> Exercise prompt
List each line in which the string "Giana" appears.

> Supplied records
━━━━━━━━━━━━━━━━━━━━

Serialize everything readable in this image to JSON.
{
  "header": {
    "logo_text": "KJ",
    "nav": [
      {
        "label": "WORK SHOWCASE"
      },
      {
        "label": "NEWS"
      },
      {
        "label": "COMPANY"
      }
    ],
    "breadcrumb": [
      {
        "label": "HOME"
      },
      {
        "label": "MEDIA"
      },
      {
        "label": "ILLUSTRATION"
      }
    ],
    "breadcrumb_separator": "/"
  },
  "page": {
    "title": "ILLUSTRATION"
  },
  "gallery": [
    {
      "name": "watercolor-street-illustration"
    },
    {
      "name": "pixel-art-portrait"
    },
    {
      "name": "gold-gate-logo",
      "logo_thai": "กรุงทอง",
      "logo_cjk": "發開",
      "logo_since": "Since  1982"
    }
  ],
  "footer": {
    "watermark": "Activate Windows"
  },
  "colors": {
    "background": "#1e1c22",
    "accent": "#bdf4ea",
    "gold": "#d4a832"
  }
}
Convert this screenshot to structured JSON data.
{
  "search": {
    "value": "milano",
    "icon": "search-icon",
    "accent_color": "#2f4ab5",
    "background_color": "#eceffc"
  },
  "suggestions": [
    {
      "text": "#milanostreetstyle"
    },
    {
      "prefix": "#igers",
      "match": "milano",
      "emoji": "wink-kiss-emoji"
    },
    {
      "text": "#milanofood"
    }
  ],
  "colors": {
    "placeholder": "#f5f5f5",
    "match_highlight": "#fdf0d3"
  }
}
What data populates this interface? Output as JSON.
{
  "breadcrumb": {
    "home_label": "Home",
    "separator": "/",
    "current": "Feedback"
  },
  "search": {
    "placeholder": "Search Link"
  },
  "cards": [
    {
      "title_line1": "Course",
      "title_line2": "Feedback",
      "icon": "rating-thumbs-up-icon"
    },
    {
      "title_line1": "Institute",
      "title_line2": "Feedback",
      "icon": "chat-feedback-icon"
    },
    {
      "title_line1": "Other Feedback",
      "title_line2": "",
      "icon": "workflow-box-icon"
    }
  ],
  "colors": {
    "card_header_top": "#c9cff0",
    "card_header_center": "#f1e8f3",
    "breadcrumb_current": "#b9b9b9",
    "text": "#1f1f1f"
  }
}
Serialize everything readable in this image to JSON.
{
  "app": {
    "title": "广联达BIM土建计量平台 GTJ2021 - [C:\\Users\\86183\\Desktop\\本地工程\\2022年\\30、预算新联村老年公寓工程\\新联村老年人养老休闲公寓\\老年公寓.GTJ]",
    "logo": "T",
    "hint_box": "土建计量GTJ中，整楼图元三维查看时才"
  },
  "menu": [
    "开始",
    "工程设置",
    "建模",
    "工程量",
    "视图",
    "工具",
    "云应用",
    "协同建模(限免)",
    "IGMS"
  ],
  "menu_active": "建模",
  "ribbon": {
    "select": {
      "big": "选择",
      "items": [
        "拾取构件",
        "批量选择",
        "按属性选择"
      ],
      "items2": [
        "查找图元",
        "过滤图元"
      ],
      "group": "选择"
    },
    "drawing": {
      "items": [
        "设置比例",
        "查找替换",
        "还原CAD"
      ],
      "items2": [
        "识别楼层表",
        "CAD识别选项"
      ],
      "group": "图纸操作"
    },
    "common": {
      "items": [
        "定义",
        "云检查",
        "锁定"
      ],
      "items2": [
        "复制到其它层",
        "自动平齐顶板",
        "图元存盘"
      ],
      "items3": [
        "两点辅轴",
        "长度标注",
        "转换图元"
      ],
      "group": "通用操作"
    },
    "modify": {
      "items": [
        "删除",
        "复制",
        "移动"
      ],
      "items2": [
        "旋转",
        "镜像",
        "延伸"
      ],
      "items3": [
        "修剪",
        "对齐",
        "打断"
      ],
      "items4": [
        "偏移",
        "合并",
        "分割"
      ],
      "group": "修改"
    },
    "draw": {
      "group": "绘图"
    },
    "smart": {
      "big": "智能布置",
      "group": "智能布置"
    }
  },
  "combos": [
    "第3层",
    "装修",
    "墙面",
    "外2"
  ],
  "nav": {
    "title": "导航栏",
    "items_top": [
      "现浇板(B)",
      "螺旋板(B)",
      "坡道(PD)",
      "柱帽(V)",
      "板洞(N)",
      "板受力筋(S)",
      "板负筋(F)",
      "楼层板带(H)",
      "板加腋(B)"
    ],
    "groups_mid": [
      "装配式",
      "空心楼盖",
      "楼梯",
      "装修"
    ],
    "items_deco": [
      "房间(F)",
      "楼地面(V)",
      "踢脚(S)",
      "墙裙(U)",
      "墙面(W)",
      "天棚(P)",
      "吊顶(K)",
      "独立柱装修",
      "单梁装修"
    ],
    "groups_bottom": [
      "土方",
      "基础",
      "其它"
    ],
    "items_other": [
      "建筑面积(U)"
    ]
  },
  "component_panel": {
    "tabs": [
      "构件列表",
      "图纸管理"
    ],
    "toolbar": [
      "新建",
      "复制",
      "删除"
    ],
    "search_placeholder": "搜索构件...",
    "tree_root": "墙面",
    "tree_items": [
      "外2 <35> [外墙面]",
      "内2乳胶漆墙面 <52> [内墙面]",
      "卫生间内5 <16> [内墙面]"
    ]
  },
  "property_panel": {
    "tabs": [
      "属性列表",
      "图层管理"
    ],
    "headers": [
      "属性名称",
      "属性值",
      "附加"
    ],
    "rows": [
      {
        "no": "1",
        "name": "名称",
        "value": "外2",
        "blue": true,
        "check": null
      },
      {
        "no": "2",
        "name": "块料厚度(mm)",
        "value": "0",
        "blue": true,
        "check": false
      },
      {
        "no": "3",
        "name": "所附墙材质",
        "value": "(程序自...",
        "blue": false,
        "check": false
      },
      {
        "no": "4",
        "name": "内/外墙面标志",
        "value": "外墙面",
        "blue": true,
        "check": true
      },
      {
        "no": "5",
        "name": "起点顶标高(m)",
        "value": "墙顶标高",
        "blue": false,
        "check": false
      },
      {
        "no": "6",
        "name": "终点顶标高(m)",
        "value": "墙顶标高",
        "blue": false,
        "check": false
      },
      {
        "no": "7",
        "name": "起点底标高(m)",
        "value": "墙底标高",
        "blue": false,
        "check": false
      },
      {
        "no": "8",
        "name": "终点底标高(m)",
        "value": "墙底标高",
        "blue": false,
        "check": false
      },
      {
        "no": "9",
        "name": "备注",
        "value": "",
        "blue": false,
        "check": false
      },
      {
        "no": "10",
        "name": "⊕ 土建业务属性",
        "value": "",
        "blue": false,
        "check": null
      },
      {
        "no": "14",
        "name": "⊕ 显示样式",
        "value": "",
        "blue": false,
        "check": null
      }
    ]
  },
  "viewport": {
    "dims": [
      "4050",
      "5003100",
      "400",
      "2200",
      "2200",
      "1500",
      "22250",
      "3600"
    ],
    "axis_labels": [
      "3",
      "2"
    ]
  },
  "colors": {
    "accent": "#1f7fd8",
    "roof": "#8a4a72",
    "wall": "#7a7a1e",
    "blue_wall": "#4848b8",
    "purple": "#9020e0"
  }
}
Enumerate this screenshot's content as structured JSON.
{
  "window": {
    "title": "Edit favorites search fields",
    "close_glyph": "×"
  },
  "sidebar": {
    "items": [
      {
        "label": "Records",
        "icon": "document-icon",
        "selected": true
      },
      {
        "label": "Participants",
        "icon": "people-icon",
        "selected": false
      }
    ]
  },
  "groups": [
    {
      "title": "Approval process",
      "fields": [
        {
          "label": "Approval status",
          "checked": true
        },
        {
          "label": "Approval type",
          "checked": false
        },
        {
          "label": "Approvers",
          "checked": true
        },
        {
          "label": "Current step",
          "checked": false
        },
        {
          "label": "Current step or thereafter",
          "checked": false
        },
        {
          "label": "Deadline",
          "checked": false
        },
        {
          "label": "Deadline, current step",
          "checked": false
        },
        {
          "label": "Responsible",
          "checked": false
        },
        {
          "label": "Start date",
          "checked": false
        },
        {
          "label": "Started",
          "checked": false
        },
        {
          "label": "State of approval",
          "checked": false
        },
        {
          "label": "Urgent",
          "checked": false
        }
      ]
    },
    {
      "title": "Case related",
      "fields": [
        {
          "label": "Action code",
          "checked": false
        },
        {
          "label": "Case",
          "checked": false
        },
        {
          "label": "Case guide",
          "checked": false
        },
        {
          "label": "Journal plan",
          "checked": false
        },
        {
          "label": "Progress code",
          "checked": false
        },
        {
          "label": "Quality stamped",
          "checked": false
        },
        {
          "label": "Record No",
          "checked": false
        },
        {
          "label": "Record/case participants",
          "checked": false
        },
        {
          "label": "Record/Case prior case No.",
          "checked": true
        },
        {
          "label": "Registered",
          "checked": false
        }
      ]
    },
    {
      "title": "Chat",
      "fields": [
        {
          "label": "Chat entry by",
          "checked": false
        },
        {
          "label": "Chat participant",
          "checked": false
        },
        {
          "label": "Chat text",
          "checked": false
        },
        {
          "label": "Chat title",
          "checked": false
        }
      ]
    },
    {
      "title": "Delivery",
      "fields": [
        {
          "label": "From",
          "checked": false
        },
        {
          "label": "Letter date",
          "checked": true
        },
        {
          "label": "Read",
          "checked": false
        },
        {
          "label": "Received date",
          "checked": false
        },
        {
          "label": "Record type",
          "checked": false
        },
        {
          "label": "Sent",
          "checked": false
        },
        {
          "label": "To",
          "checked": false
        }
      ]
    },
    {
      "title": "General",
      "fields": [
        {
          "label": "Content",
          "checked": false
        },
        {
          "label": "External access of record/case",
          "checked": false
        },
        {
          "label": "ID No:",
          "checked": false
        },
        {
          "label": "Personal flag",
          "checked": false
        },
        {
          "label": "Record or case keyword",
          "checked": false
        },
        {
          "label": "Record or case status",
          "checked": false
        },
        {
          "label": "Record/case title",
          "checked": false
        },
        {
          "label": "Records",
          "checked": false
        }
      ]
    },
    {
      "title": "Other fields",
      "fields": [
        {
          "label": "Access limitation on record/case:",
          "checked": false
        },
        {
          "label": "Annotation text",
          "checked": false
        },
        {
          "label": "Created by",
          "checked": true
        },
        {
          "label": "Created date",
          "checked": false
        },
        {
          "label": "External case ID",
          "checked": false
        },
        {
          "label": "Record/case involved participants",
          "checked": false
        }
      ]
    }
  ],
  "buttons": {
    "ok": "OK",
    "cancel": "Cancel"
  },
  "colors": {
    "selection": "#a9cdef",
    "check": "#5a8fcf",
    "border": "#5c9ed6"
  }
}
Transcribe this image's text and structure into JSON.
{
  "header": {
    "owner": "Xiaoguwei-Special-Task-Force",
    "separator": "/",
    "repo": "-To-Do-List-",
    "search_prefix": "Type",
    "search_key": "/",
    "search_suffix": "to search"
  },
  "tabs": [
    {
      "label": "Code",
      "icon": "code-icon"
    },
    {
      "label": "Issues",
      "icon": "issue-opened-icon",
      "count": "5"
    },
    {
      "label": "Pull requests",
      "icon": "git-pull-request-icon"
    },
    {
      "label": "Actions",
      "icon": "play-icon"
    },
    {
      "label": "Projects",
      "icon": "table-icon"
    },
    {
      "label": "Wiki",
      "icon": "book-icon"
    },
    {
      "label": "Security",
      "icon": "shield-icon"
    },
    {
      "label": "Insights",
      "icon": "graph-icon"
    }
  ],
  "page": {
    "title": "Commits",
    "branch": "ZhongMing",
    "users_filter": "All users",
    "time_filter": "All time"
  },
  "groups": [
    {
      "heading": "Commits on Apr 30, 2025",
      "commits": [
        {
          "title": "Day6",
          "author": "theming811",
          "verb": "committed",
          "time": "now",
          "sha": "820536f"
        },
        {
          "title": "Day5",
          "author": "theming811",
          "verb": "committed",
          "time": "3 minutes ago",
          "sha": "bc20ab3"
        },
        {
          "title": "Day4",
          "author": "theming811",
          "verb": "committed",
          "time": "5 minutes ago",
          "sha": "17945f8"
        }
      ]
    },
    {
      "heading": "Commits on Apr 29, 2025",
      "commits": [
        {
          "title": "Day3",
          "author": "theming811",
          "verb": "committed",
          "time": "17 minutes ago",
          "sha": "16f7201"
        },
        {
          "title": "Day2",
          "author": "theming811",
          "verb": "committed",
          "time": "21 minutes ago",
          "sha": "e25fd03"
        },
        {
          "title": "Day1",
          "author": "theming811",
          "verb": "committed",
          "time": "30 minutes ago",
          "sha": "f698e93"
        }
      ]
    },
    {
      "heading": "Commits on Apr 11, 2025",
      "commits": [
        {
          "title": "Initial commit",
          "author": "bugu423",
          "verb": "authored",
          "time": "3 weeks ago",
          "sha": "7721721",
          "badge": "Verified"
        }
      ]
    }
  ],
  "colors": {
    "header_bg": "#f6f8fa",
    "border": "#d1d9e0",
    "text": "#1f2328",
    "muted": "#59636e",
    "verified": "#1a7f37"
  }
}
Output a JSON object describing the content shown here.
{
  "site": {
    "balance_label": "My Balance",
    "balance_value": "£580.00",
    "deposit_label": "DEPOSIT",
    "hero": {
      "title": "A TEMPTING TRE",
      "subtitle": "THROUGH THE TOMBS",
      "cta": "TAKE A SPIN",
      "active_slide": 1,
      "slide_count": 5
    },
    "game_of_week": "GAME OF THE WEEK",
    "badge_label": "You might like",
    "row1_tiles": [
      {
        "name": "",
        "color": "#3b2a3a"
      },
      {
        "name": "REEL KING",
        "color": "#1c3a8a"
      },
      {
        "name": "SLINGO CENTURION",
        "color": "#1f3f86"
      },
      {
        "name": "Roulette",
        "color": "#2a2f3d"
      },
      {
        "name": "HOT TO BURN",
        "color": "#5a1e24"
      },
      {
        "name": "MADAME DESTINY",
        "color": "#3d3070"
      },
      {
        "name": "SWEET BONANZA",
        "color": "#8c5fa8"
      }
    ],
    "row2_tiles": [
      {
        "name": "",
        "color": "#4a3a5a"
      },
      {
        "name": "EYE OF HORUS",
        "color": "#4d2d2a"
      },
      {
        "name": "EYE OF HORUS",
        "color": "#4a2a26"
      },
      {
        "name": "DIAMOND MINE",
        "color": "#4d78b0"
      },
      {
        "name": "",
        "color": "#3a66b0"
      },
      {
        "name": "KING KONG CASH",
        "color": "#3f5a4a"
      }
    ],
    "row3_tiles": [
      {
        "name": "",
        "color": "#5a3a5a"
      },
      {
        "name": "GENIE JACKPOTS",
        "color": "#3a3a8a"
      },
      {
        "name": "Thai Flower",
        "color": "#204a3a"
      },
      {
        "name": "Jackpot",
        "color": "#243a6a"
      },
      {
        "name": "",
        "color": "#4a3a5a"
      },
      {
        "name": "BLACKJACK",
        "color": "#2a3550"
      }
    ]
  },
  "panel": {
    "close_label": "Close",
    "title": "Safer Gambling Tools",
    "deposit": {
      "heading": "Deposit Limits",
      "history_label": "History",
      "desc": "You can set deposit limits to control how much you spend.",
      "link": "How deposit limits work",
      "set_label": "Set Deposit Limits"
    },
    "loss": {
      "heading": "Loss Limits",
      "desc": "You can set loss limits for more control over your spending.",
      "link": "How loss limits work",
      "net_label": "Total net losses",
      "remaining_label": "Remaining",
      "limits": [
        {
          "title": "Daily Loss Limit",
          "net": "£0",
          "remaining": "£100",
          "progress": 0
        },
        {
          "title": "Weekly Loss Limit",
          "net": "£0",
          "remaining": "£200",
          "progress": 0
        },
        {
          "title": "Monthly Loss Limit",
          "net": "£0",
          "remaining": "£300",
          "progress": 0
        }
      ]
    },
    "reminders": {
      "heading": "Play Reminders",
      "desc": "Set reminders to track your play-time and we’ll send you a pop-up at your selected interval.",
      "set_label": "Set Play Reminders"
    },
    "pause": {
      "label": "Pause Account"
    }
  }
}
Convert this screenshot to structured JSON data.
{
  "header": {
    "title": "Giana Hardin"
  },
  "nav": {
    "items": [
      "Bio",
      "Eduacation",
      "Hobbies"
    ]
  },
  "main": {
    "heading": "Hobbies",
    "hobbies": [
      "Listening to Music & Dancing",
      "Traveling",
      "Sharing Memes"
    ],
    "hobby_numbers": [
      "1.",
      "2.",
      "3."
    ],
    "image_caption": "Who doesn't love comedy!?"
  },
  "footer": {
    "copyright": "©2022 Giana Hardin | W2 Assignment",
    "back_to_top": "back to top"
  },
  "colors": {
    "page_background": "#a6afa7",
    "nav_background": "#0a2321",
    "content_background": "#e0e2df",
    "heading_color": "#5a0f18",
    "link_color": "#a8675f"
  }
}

━━━━━━━━━━━━━━━━━━━━

> Complete answer
    "title": "Giana Hardin"
    "copyright": "©2022 Giana Hardin | W2 Assignment",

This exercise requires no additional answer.